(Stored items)
┌──

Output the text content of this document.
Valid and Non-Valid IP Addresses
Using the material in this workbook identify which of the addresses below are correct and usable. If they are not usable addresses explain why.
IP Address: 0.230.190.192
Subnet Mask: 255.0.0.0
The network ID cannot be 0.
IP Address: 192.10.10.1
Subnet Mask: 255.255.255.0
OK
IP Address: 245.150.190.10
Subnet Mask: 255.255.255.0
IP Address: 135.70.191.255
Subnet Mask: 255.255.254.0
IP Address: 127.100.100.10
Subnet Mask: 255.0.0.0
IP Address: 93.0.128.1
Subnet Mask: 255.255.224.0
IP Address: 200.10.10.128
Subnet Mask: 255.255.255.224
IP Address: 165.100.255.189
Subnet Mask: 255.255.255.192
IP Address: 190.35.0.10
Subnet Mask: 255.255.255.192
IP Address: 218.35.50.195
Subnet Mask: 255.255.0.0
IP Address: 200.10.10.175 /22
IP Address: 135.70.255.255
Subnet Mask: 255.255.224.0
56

└──

To be done:
Copy the material above, line for line.

Correct response:
Output the text content of this document.
Valid and Non-Valid IP Addresses
Using the material in this workbook identify which of the addresses below are correct and usable. If they are not usable addresses explain why.
IP Address: 0.230.190.192
Subnet Mask: 255.0.0.0
The network ID cannot be 0.
IP Address: 192.10.10.1
Subnet Mask: 255.255.255.0
OK
IP Address: 245.150.190.10
Subnet Mask: 255.255.255.0
IP Address: 135.70.191.255
Subnet Mask: 255.255.254.0
IP Address: 127.100.100.10
Subnet Mask: 255.0.0.0
IP Address: 93.0.128.1
Subnet Mask: 255.255.224.0
IP Address: 200.10.10.128
Subnet Mask: 255.255.255.224
IP Address: 165.100.255.189
Subnet Mask: 255.255.255.192
IP Address: 190.35.0.10
Subnet Mask: 255.255.255.192
IP Address: 218.35.50.195
Subnet Mask: 255.255.0.0
IP Address: 200.10.10.175 /22
IP Address: 135.70.255.255
Subnet Mask: 255.255.224.0
56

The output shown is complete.